■ Given exercise 1
From the records below, reproduce without any change every line from the start of the records through the line that contains "y-tick-label: 14 (75, 75, 90, 86)", including that line.

■ Text passage
++++++++++

Maritime Workforce Development Act

Floor Speech

Date: Oct. 14, 2009
Location: Washington, DC

BREAK IN TRANSCRIPT

Ms. FOXX. Mr. Speaker, I want to thank my colleague, Mr. Petri, for yielding me some time.

When I was going over the bills for this week, this bill sort of flew out at me. It seems like a very innocuous bill, like motherhood and apple pie, the kind of thing that we should be doing here. We know that there are a lot of people needed in the maritime industry.

I visited the Merchant Marine Academy last year. I had a wonderful visit there and was told by the administrators there that there is a huge demand for their graduates, that they have about 10 job offers for every graduate and that we need more people who have excellent education and training in the maritime skills.

However, this bill I think is not doing what we would like for it to do, and it raises more questions, I think, than it answers. I have asked some of the questions of the staff, and I don't get the kind of answers that I think we need to be getting.

++++++++++

■ Records
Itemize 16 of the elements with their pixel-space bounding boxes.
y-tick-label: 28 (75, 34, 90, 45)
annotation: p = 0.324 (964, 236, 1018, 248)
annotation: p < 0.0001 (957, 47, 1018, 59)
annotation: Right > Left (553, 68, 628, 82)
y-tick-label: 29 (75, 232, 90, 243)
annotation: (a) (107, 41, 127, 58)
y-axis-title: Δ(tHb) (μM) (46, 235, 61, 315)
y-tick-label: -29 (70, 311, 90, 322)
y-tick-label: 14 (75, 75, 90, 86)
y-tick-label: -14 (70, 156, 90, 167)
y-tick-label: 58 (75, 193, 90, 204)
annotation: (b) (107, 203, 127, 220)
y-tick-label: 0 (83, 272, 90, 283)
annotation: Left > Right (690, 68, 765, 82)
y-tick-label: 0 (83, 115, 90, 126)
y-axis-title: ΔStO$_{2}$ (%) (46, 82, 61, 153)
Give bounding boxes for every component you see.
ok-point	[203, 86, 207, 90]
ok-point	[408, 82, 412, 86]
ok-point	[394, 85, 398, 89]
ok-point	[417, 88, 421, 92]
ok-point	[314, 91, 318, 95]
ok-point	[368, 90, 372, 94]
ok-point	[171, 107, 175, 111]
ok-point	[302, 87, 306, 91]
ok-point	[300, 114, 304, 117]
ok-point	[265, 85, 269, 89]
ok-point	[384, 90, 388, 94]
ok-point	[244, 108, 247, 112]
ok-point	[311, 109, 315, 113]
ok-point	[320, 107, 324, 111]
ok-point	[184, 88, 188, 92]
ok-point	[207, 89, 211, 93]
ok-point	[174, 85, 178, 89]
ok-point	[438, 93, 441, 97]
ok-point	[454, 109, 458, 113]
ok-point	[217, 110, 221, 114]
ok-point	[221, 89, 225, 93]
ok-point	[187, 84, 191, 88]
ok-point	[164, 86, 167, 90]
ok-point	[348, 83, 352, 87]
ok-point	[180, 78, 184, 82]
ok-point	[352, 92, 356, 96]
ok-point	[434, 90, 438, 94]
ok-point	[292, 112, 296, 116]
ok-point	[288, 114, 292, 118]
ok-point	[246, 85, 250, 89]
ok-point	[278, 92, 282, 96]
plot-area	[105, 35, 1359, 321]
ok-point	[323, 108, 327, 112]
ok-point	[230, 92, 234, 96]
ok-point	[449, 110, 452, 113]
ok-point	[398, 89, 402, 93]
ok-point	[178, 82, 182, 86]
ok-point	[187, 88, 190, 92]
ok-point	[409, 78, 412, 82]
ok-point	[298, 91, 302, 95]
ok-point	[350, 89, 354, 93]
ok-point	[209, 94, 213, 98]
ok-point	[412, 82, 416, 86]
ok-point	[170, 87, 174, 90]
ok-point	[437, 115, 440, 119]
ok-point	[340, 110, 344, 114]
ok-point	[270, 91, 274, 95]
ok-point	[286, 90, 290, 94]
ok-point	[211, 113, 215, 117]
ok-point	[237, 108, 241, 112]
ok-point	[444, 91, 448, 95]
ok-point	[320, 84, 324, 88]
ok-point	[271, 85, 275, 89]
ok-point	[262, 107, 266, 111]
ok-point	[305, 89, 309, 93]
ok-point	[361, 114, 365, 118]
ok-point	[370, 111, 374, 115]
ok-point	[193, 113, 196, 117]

++++++++++

■ Given exercise 2
Pick up the floor speech on the Maritime Workforce Development Act above and continue it from its final sentence.

■ Answer 1
Itemize 16 of the elements with their pixel-space bounding boxes.
y-tick-label: 28 (75, 34, 90, 45)
annotation: p = 0.324 (964, 236, 1018, 248)
annotation: p < 0.0001 (957, 47, 1018, 59)
annotation: Right > Left (553, 68, 628, 82)
y-tick-label: 29 (75, 232, 90, 243)
annotation: (a) (107, 41, 127, 58)
y-axis-title: Δ(tHb) (μM) (46, 235, 61, 315)
y-tick-label: -29 (70, 311, 90, 322)
y-tick-label: 14 (75, 75, 90, 86)

■ Answer 2
I'm very keen on our having accountability for any way that we authorize or spend money, and there is really no accountability in this bill at all. There is no statement of the demand. It says that there were 162,000 jobs in the U.S. water transportation sector in 2006, up from nearly 148,000 jobs reported in 2002, and it says, in the summary, there's a perceived future shortage of workers, not an actual one. So we are going to authorize a program for a perceived need.

The headlines out this week are that our military has gone way beyond its goals in recruiting people, and I suspect that with unemployment as high as it is right now, many, many people are going into skilled trades programs trying to get the kind of licensure they need to get jobs. But again, this bill doesn't present that information. It doesn't say that there are people being turned away from these State programs that are helping these people get the skills they need. It doesn't tell how many people are being turned away from the Merchant Marine Academy.

I am very much concerned that this program is going to be a lot like the program that was funded in 2004 with an earmark requested by David Price which gave $10 million in the Federal budget to a program at UNC Chapel Hill for a new effort to help deployed soldiers of the National Guard and Army Reserves.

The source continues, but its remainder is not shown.